--- BEGIN Record excerpts ---

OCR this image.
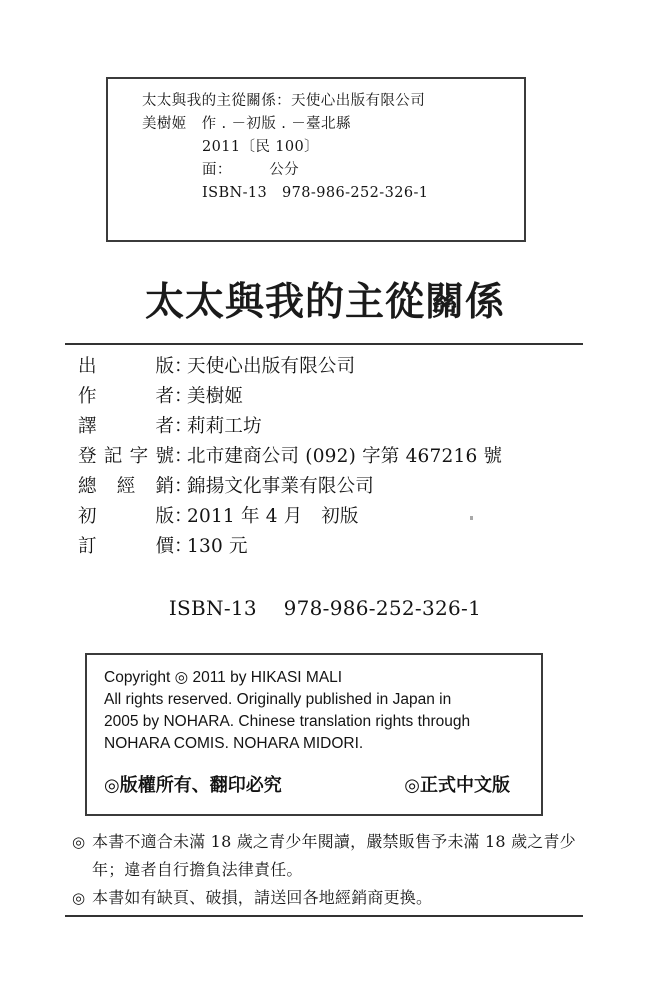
太太與我的主從關係：天使心出版有限公司
美樹姬　作 . －初版 . －臺北縣
2011〔民 100〕
面：　　　公分
ISBN-13　978-986-252-326-1
太太與我的主從關係
出版 ：
天使心出版有限公司
作者 ：
美樹姬
譯者 ：
莉莉工坊
登記字號 ：
北市建商公司 (092) 字第 467216 號
總經銷 ：
錦揚文化事業有限公司
初版 ：
2011 年 4 月　初版
訂價 ：
130 元
ISBN-13    978-986-252-326-1
Copyright ◎ 2011 by HIKASI MALI
All rights reserved. Originally published in Japan in
2005 by NOHARA. Chinese translation rights through
NOHARA COMIS. NOHARA MIDORI.
◎版權所有、翻印必究	◎正式中文版
◎ 本書不適合未滿 18 歲之青少年閱讀，嚴禁販售予未滿 18 歲之青少年；違者自行擔負法律責任。
◎ 本書如有缺頁、破損，請送回各地經銷商更換。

--- END Record excerpts ---

Reproduce every entry word for word, but omit the pictures.

OCR this image.
太太與我的主從關係：天使心出版有限公司
美樹姬　作 . －初版 . －臺北縣
2011〔民 100〕
面：　　　公分
ISBN-13　978-986-252-326-1
太太與我的主從關係
出版 ：
天使心出版有限公司
作者 ：
美樹姬
譯者 ：
莉莉工坊
登記字號 ：
北市建商公司 (092) 字第 467216 號
總經銷 ：
錦揚文化事業有限公司
初版 ：
2011 年 4 月　初版
訂價 ：
130 元
ISBN-13    978-986-252-326-1
Copyright ◎ 2011 by HIKASI MALI
All rights reserved. Originally published in Japan in
2005 by NOHARA. Chinese translation rights through
NOHARA COMIS. NOHARA MIDORI.
◎版權所有、翻印必究	◎正式中文版
◎ 本書不適合未滿 18 歲之青少年閱讀，嚴禁販售予未滿 18 歲之青少年；違者自行擔負法律責任。
◎ 本書如有缺頁、破損，請送回各地經銷商更換。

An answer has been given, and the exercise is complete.